Identify the lines that include the word "model", then copy all of them.
BEGIN
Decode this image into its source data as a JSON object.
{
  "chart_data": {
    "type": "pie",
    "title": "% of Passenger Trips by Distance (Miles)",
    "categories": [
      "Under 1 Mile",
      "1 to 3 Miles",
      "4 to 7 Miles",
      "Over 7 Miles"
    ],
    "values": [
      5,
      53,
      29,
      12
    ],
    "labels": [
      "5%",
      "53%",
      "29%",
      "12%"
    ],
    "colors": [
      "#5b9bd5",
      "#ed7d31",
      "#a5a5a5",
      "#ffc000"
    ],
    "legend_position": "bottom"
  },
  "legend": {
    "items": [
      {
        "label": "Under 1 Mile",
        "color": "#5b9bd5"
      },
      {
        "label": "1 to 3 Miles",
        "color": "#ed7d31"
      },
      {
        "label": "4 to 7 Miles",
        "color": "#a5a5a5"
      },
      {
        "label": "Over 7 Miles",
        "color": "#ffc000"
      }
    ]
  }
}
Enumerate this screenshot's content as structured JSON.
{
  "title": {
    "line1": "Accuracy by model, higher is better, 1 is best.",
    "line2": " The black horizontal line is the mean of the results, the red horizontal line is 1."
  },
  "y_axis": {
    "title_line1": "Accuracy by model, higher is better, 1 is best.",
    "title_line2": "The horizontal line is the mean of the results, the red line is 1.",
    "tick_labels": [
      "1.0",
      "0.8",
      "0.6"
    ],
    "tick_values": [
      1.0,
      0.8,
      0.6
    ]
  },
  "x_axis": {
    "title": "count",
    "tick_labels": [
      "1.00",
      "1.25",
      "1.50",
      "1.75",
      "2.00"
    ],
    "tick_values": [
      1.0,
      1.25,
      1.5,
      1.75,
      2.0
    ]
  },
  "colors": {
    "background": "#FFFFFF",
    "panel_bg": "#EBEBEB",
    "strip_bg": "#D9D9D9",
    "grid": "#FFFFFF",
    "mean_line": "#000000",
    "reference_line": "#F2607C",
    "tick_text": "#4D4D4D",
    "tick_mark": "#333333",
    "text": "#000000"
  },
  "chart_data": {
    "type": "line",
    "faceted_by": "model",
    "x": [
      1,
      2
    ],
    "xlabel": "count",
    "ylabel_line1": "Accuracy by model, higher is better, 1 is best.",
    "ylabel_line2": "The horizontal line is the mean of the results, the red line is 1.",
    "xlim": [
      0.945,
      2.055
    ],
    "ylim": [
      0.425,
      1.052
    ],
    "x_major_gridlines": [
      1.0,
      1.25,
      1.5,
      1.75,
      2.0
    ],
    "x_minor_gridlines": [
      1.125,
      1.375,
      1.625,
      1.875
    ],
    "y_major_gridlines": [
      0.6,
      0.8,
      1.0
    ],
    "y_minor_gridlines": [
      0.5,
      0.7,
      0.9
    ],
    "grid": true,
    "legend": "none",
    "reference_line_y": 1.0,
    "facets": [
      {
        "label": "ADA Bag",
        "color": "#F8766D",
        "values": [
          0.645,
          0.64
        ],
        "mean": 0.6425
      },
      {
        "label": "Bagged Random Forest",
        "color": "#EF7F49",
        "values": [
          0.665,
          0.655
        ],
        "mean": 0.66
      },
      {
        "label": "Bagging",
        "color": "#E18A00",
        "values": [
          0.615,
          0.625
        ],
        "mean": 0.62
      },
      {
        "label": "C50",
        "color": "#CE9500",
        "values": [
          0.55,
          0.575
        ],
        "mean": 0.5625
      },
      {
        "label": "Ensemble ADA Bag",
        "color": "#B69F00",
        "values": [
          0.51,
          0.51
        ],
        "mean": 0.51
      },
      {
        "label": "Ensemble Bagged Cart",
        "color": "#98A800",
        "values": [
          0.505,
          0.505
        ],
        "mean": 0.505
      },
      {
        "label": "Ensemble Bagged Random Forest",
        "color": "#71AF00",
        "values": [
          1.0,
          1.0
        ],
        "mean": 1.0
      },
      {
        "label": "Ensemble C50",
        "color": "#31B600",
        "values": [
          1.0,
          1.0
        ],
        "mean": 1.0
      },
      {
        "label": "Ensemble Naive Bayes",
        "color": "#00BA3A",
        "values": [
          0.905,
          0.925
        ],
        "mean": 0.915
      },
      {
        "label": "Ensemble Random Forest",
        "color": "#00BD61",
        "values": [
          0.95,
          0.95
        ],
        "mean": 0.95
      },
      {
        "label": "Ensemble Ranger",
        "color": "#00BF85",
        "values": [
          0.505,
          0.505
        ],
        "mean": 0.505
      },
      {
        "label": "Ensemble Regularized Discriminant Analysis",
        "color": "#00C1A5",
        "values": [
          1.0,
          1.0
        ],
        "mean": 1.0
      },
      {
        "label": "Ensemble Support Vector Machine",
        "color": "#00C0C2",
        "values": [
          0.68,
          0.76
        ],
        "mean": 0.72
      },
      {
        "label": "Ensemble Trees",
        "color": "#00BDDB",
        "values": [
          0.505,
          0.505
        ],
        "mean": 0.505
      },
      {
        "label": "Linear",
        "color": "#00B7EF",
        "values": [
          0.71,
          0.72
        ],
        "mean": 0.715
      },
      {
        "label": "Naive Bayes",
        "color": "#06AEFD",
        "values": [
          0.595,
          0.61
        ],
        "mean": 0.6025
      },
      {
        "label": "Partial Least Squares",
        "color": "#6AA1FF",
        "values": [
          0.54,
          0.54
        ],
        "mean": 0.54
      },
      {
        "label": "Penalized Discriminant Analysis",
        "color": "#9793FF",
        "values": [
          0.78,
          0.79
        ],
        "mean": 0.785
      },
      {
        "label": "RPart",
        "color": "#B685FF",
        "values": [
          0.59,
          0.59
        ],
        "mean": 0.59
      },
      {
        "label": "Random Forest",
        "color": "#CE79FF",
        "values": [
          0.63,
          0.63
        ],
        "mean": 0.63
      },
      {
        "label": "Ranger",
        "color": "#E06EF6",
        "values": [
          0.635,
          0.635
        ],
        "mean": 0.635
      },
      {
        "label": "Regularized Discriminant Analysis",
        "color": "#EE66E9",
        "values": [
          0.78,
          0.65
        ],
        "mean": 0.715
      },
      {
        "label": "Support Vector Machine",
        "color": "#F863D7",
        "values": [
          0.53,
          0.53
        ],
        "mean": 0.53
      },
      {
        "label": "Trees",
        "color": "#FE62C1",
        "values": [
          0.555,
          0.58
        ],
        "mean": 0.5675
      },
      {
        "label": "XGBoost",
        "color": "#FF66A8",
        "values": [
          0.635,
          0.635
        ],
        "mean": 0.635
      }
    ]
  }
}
END
In response.
    "line1": "Accuracy by model, higher is better, 1 is best.",
    "title_line1": "Accuracy by model, higher is better, 1 is best.",
    "faceted_by": "model",
    "ylabel_line1": "Accuracy by model, higher is better, 1 is best.",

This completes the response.